- **EXERCISE INSTRUCTIONS**
Repeat the entries that follow verbatim, without any of their pictures.

- **INPUT RECORDS**

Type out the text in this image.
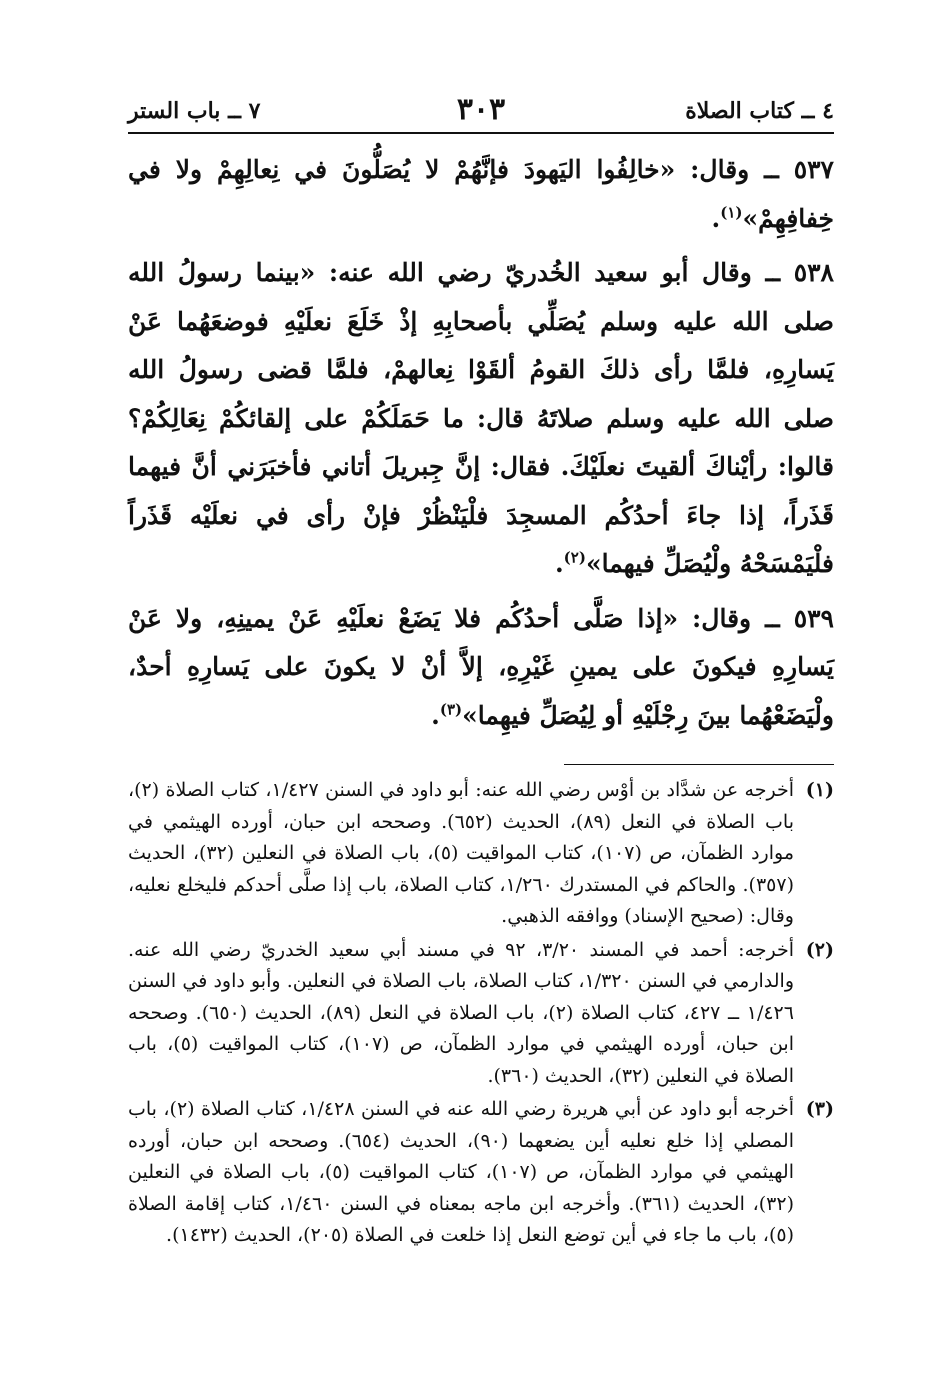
٤ ــ كتاب الصلاة
٣٠٣
٧ ــ باب الستر

٥٣٧ ــ وقال: «خالِفُوا اليَهودَ فإنَّهُمْ لا يُصَلُّونَ في نِعالِهِمْ ولا في خِفافِهِمْ»$^{(١)}$.

٥٣٨ ــ وقال أبو سعيد الخُدريّ رضي الله عنه: «بينما رسولُ الله صلى الله عليه وسلم يُصَلِّي بأصحابِهِ إذْ خَلَعَ نعلَيْهِ فوضعَهُما عَنْ يَسارِهِ، فلمَّا رأى ذلكَ القومُ ألقَوْا نِعالهمْ، فلمَّا قضى رسولُ الله صلى الله عليه وسلم صلاتَهُ قال: ما حَمَلَكُمْ على إلقائكُمْ نِعَالِكُمْ؟ قالوا: رأيْناكَ ألقيتَ نعلَيْكَ. فقال: إنَّ جِبريلَ أتاني فأخبَرَني أنَّ فيهما قَذَراً، إذا جاءَ أحدُكُم المسجِدَ فلْيَنْظُرْ فإنْ رأى في نعلَيْه قَذَراً فلْيَمْسَحْهُ ولْيُصَلِّ فيهما»$^{(٢)}$.

٥٣٩ ــ وقال: «إذا صَلَّى أحدُكُم فلا يَضَعْ نعلَيْهِ عَنْ يمينِهِ، ولا عَنْ يَسارِهِ فيكونَ على يمينِ غَيْرِهِ، إلاَّ أنْ لا يكونَ على يَسارِهِ أحدٌ، ولْيَضَعْهُما بينَ رِجْلَيْهِ أو لِيُصَلِّ فيهِما»$^{(٣)}$.

(١)
أخرجه عن شدَّاد بن أوْس رضي الله عنه: أبو داود في السنن ١/٤٢٧، كتاب الصلاة (٢)، باب الصلاة في النعل (٨٩)، الحديث (٦٥٢). وصححه ابن حبان، أورده الهيثمي في موارد الظمآن، ص (١٠٧)، كتاب المواقيت (٥)، باب الصلاة في النعلين (٣٢)، الحديث (٣٥٧). والحاكم في المستدرك ١/٢٦٠، كتاب الصلاة، باب إذا صلَّى أحدكم فليخلع نعليه، وقال: (صحيح الإسناد) ووافقه الذهبي.
(٢)
أخرجه: أحمد في المسند ٣/٢٠، ٩٢ في مسند أبي سعيد الخدريّ رضي الله عنه. والدارمي في السنن ١/٣٢٠، كتاب الصلاة، باب الصلاة في النعلين. وأبو داود في السنن ١/٤٢٦ ــ ٤٢٧، كتاب الصلاة (٢)، باب الصلاة في النعل (٨٩)، الحديث (٦٥٠). وصححه ابن حبان، أورده الهيثمي في موارد الظمآن، ص (١٠٧)، كتاب المواقيت (٥)، باب الصلاة في النعلين (٣٢)، الحديث (٣٦٠).
(٣)
أخرجه أبو داود عن أبي هريرة رضي الله عنه في السنن ١/٤٢٨، كتاب الصلاة (٢)، باب المصلي إذا خلع نعليه أين يضعهما (٩٠)، الحديث (٦٥٤). وصححه ابن حبان، أورده الهيثمي في موارد الظمآن، ص (١٠٧)، كتاب المواقيت (٥)، باب الصلاة في النعلين (٣٢)، الحديث (٣٦١). وأخرجه ابن ماجه بمعناه في السنن ١/٤٦٠، كتاب إقامة الصلاة (٥)، باب ما جاء في أين توضع النعل إذا خلعت في الصلاة (٢٠٥)، الحديث (١٤٣٢).
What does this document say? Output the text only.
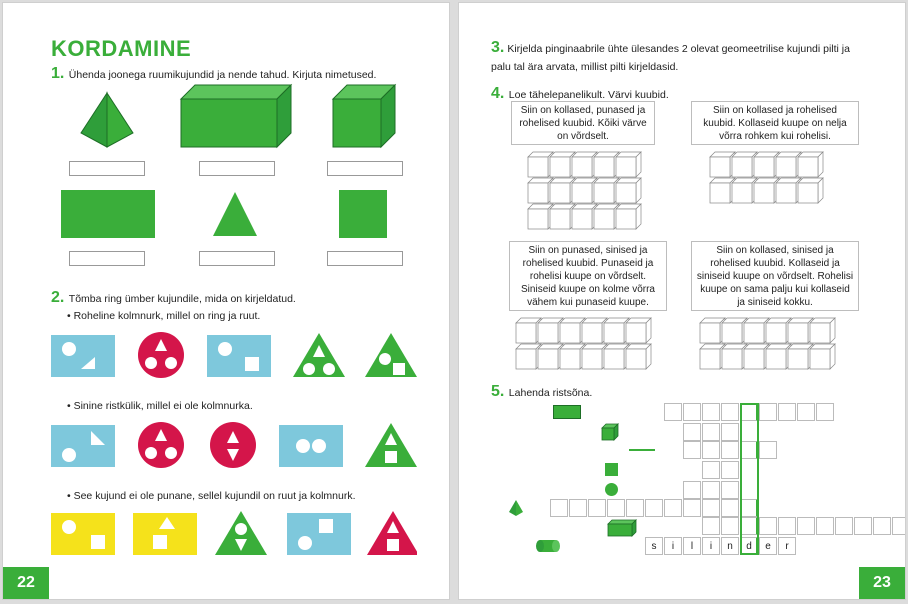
KORDAMINE
1. Ühenda joonega ruumikujundid ja nende tahud. Kirjuta nimetused.
2. Tõmba ring ümber kujundile, mida on kirjeldatud.
• Roheline kolmnurk, millel on ring ja ruut.
• Sinine ristkülik, millel ei ole kolmnurka.
• See kujund ei ole punane, sellel kujundil on ruut ja kolmnurk.
22
3. Kirjelda pinginaabrile ühte ülesandes 2 olevat geomeetrilise kujundi pilti ja palu tal ära arvata, millist pilti kirjeldasid.
4. Loe tähelepanelikult. Värvi kuubid.
Siin on kollased, punased ja rohelised kuubid. Kõiki värve on võrdselt.
Siin on kollased ja rohelised kuubid. Kollaseid kuupe on nelja võrra rohkem kui rohelisi.
Siin on punased, sinised ja rohelised kuubid. Punaseid ja rohelisi kuupe on võrdselt. Siniseid kuupe on kolme võrra vähem kui punaseid kuupe.
Siin on kollased, sinised ja rohelised kuubid. Kollaseid ja siniseid kuupe on võrdselt. Rohelisi kuupe on sama palju kui kollaseid ja siniseid kokku.
5. Lahenda ristsõna.
s	i	l	i	n	d	e	r
23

- **OUTPUT OF THE EXERCISE**
Type out the text in this image.
٤ ــ كتاب الصلاة
٣٠٣
٧ ــ باب الستر

٥٣٧ ــ وقال: «خالِفُوا اليَهودَ فإنَّهُمْ لا يُصَلُّونَ في نِعالِهِمْ ولا في خِفافِهِمْ»$^{(١)}$.

٥٣٨ ــ وقال أبو سعيد الخُدريّ رضي الله عنه: «بينما رسولُ الله صلى الله عليه وسلم يُصَلِّي بأصحابِهِ إذْ خَلَعَ نعلَيْهِ فوضعَهُما عَنْ يَسارِهِ، فلمَّا رأى ذلكَ القومُ ألقَوْا نِعالهمْ، فلمَّا قضى رسولُ الله صلى الله عليه وسلم صلاتَهُ قال: ما حَمَلَكُمْ على إلقائكُمْ نِعَالِكُمْ؟ قالوا: رأيْناكَ ألقيتَ نعلَيْكَ. فقال: إنَّ جِبريلَ أتاني فأخبَرَني أنَّ فيهما قَذَراً، إذا جاءَ أحدُكُم المسجِدَ فلْيَنْظُرْ فإنْ رأى في نعلَيْه قَذَراً فلْيَمْسَحْهُ ولْيُصَلِّ فيهما»$^{(٢)}$.

٥٣٩ ــ وقال: «إذا صَلَّى أحدُكُم فلا يَضَعْ نعلَيْهِ عَنْ يمينِهِ، ولا عَنْ يَسارِهِ فيكونَ على يمينِ غَيْرِهِ، إلاَّ أنْ لا يكونَ على يَسارِهِ أحدٌ، ولْيَضَعْهُما بينَ رِجْلَيْهِ أو لِيُصَلِّ فيهِما»$^{(٣)}$.

(١)
أخرجه عن شدَّاد بن أوْس رضي الله عنه: أبو داود في السنن ١/٤٢٧، كتاب الصلاة (٢)، باب الصلاة في النعل (٨٩)، الحديث (٦٥٢). وصححه ابن حبان، أورده الهيثمي في موارد الظمآن، ص (١٠٧)، كتاب المواقيت (٥)، باب الصلاة في النعلين (٣٢)، الحديث (٣٥٧). والحاكم في المستدرك ١/٢٦٠، كتاب الصلاة، باب إذا صلَّى أحدكم فليخلع نعليه، وقال: (صحيح الإسناد) ووافقه الذهبي.
(٢)
أخرجه: أحمد في المسند ٣/٢٠، ٩٢ في مسند أبي سعيد الخدريّ رضي الله عنه. والدارمي في السنن ١/٣٢٠، كتاب الصلاة، باب الصلاة في النعلين. وأبو داود في السنن ١/٤٢٦ ــ ٤٢٧، كتاب الصلاة (٢)، باب الصلاة في النعل (٨٩)، الحديث (٦٥٠). وصححه ابن حبان، أورده الهيثمي في موارد الظمآن، ص (١٠٧)، كتاب المواقيت (٥)، باب الصلاة في النعلين (٣٢)، الحديث (٣٦٠).
(٣)
أخرجه أبو داود عن أبي هريرة رضي الله عنه في السنن ١/٤٢٨، كتاب الصلاة (٢)، باب المصلي إذا خلع نعليه أين يضعهما (٩٠)، الحديث (٦٥٤). وصححه ابن حبان، أورده الهيثمي في موارد الظمآن، ص (١٠٧)، كتاب المواقيت (٥)، باب الصلاة في النعلين (٣٢)، الحديث (٣٦١). وأخرجه ابن ماجه بمعناه في السنن ١/٤٦٠، كتاب إقامة الصلاة (٥)، باب ما جاء في أين توضع النعل إذا خلعت في الصلاة (٢٠٥)، الحديث (١٤٣٢).
What does this document say? Output the text only.
KORDAMINE
1. Ühenda joonega ruumikujundid ja nende tahud. Kirjuta nimetused.
2. Tõmba ring ümber kujundile, mida on kirjeldatud.
• Roheline kolmnurk, millel on ring ja ruut.
• Sinine ristkülik, millel ei ole kolmnurka.
• See kujund ei ole punane, sellel kujundil on ruut ja kolmnurk.
22
3. Kirjelda pinginaabrile ühte ülesandes 2 olevat geomeetrilise kujundi pilti ja palu tal ära arvata, millist pilti kirjeldasid.
4. Loe tähelepanelikult. Värvi kuubid.
Siin on kollased, punased ja rohelised kuubid. Kõiki värve on võrdselt.
Siin on kollased ja rohelised kuubid. Kollaseid kuupe on nelja võrra rohkem kui rohelisi.
Siin on punased, sinised ja rohelised kuubid. Punaseid ja rohelisi kuupe on võrdselt. Siniseid kuupe on kolme võrra vähem kui punaseid kuupe.
Siin on kollased, sinised ja rohelised kuubid. Kollaseid ja siniseid kuupe on võrdselt. Rohelisi kuupe on sama palju kui kollaseid ja siniseid kokku.
5. Lahenda ristsõna.
s	i	l	i	n	d	e	r
23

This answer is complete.